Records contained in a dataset
▽

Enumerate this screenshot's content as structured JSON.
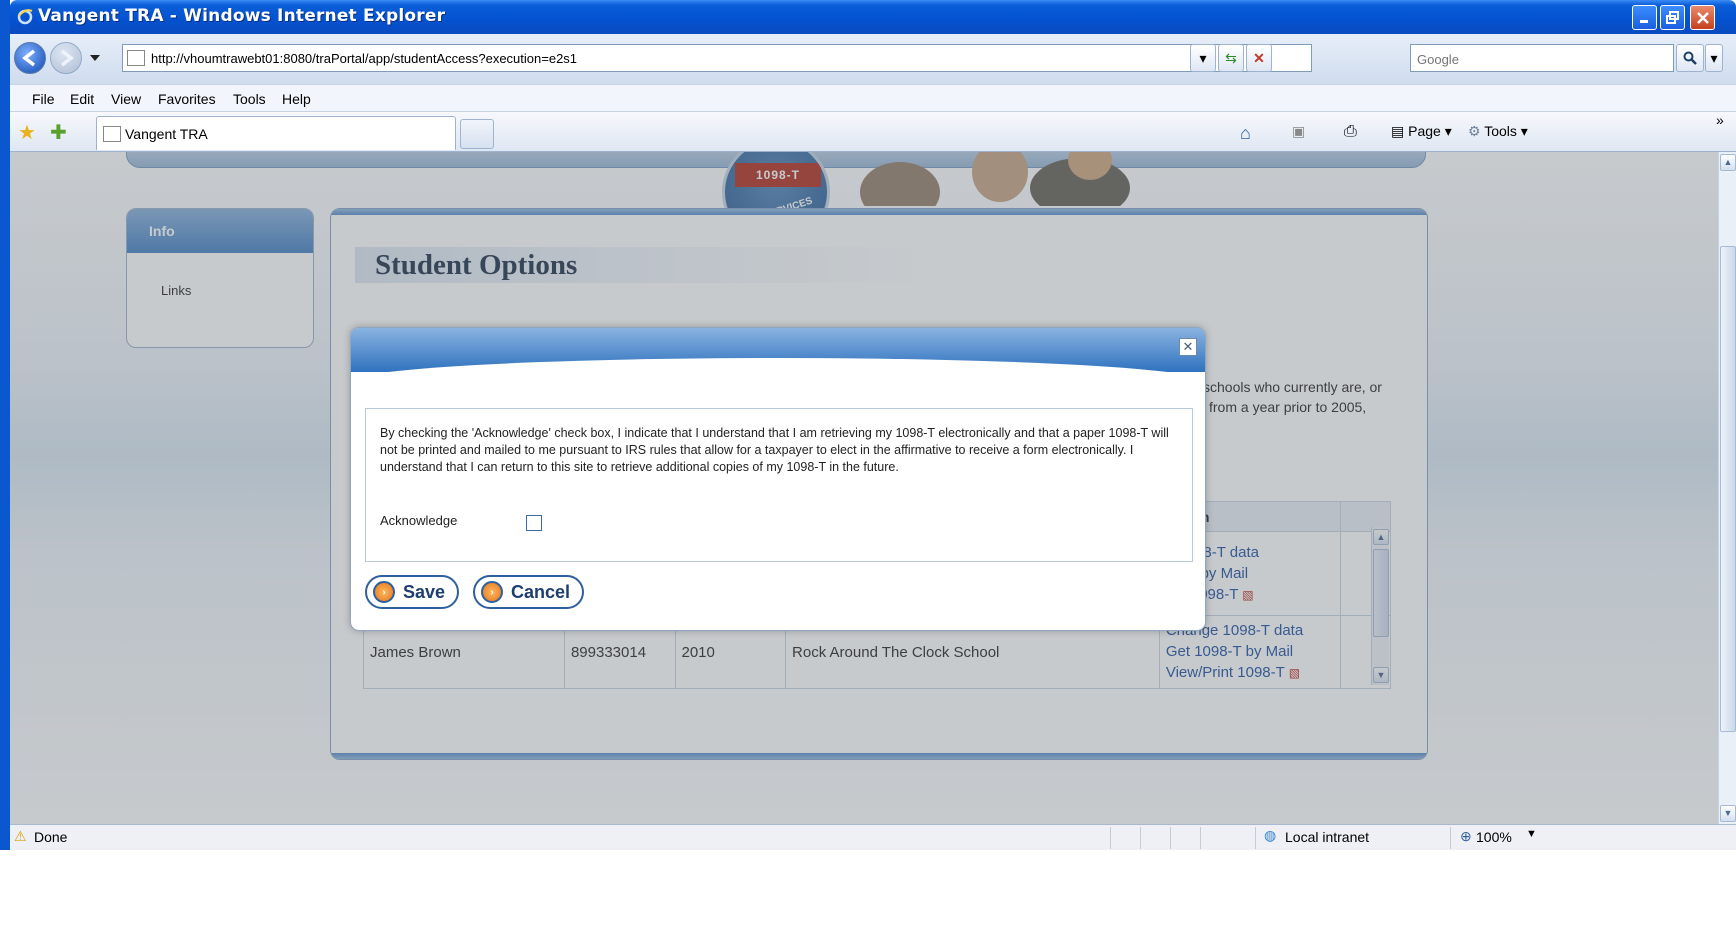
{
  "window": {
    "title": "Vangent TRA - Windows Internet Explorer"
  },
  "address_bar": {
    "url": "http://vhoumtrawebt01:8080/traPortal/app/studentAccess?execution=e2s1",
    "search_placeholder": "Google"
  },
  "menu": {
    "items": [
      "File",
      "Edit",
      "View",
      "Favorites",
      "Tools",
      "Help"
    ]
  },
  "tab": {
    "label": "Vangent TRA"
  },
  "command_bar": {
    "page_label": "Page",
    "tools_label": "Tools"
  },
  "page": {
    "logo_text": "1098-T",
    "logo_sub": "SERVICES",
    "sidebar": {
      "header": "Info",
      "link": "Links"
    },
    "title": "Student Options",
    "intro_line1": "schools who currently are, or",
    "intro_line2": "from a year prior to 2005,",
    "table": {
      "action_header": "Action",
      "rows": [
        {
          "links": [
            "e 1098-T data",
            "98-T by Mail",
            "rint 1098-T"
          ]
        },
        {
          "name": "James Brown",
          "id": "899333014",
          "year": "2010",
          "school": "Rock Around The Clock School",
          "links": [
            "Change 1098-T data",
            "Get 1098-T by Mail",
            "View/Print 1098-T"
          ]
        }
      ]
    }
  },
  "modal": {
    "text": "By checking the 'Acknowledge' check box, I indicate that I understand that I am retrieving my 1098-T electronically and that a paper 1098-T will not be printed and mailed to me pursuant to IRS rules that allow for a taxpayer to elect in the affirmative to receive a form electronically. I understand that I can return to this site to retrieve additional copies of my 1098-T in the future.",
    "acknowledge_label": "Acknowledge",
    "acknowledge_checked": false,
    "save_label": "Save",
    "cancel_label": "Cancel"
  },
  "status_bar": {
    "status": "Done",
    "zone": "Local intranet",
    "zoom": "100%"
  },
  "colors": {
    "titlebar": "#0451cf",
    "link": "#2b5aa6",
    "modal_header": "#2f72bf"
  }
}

△

> **Goal**:
Quote the records above exactly, leaving out any pictures.

> **Problem solution**:
Enumerate this screenshot's content as structured JSON.
{
  "window": {
    "title": "Vangent TRA - Windows Internet Explorer"
  },
  "address_bar": {
    "url": "http://vhoumtrawebt01:8080/traPortal/app/studentAccess?execution=e2s1",
    "search_placeholder": "Google"
  },
  "menu": {
    "items": [
      "File",
      "Edit",
      "View",
      "Favorites",
      "Tools",
      "Help"
    ]
  },
  "tab": {
    "label": "Vangent TRA"
  },
  "command_bar": {
    "page_label": "Page",
    "tools_label": "Tools"
  },
  "page": {
    "logo_text": "1098-T",
    "logo_sub": "SERVICES",
    "sidebar": {
      "header": "Info",
      "link": "Links"
    },
    "title": "Student Options",
    "intro_line1": "schools who currently are, or",
    "intro_line2": "from a year prior to 2005,",
    "table": {
      "action_header": "Action",
      "rows": [
        {
          "links": [
            "e 1098-T data",
            "98-T by Mail",
            "rint 1098-T"
          ]
        },
        {
          "name": "James Brown",
          "id": "899333014",
          "year": "2010",
          "school": "Rock Around The Clock School",
          "links": [
            "Change 1098-T data",
            "Get 1098-T by Mail",
            "View/Print 1098-T"
          ]
        }
      ]
    }
  },
  "modal": {
    "text": "By checking the 'Acknowledge' check box, I indicate that I understand that I am retrieving my 1098-T electronically and that a paper 1098-T will not be printed and mailed to me pursuant to IRS rules that allow for a taxpayer to elect in the affirmative to receive a form electronically. I understand that I can return to this site to retrieve additional copies of my 1098-T in the future.",
    "acknowledge_label": "Acknowledge",
    "acknowledge_checked": false,
    "save_label": "Save",
    "cancel_label": "Cancel"
  },
  "status_bar": {
    "status": "Done",
    "zone": "Local intranet",
    "zoom": "100%"
  },
  "colors": {
    "titlebar": "#0451cf",
    "link": "#2b5aa6",
    "modal_header": "#2f72bf"
  }
}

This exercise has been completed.